Inclassable, Georg Baselitz a traversé le XXe siècle à contre-courant. Son cheminement étonnant et singulier le mène aujourd’hui au Centre Pompidou. Le musée lui consacre une rétrospective monumentale, la première en France. Élaborée avec la complicité de l’artiste, la scénographie retrace toute sa carrière marquée par le nazisme. Ses œuvres les plus emblématiques et qui résument le mieux ses intentions sont ses figures inversées. Pour les comprendre, nous sommes allés à la rencontre de Pamela Sticht, commissaire de « Baselitz – La rétrospective ».

Les figures inversées de Georg Baselitz ont marqué son œuvre, en quoi en sont-elles emblématiques ?
Pamela Sticht : « Baselitz aime la provocation, il est profondément anti-autoritaire. Très tôt, il déconstruit le motif et change constamment de sens. Je m’explique. Il vient de l’Est où est implanté le réalisme socialiste. Il sait donc peindre parfaitement et de manière réaliste, mais il comprend très vite que ce qu’il veut représenter lui est interdit. Il traverse donc la frontière et se déclare réfugié de la RDA à Berlin Ouest. C’est à ce moment-là qu’il découvre l’avant-garde et qu’il prend conscience de son rôle de marginal. Il découvre donc l’art abstrait mais sa démarche artistique va encore une fois et volontairement à contre-courant des tendances, à l’envers de ce qu’il se fait. »

Données enregistrées:
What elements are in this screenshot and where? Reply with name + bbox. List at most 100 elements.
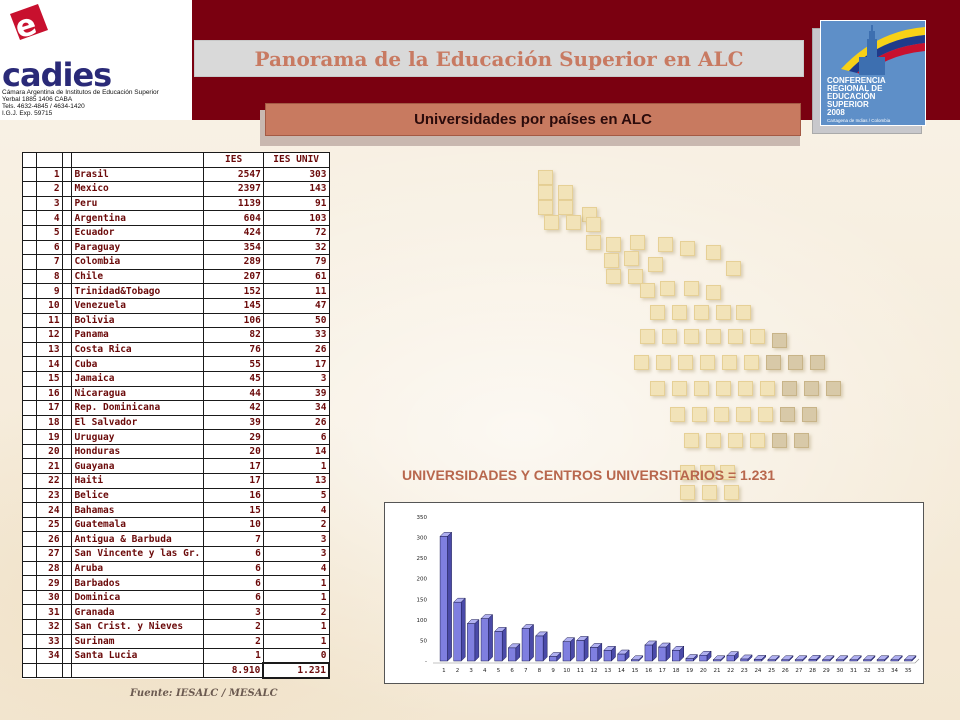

Travail demandé: Reprenez le texte sur la rétrospective Baselitz et poursuivez-le à partir de sa dernière phrase. Ce matériel est à part et n'appartient pas au texte sur la rétrospective Baselitz.

Réponse:
Pamela Sticht : « Quand il commence à aller à la campagne pour faire ses essais de motifs déconstruits, il s’inspire du maniérisme du XVe siècle. En 1965, il obtient une bourse pour l’étudier. Dans le maniérisme, les artistes jouent avec l’image. Dans certaines représentations médiévales, Saint-Pierre apparaît pendu. Le sens est déjà changé. Il ne veut plus peindre de motifs réalistes par crainte d’être associé au réalisme socialiste de le RDA. D’un autre côté, l’art contemporain célèbre la mort de la peinture, puis d’un autre le photo-réalisme arrive en Europe. Lui, il veut continuer à faire de la figuration et pas uniquement de l’abstraction. Il veut continuer à peindre mais n’être assimilé à aucun de ces styles. Il ne fera jamais ce qu’on attend de lui. Quand il se lance dans ses inversions, c’est un pied de nez à tout le monde. Il travaille à sa manière. Il ira jusqu’à aller à l’envers. D’où ces tableaux. Finalement, ils font le buzz. »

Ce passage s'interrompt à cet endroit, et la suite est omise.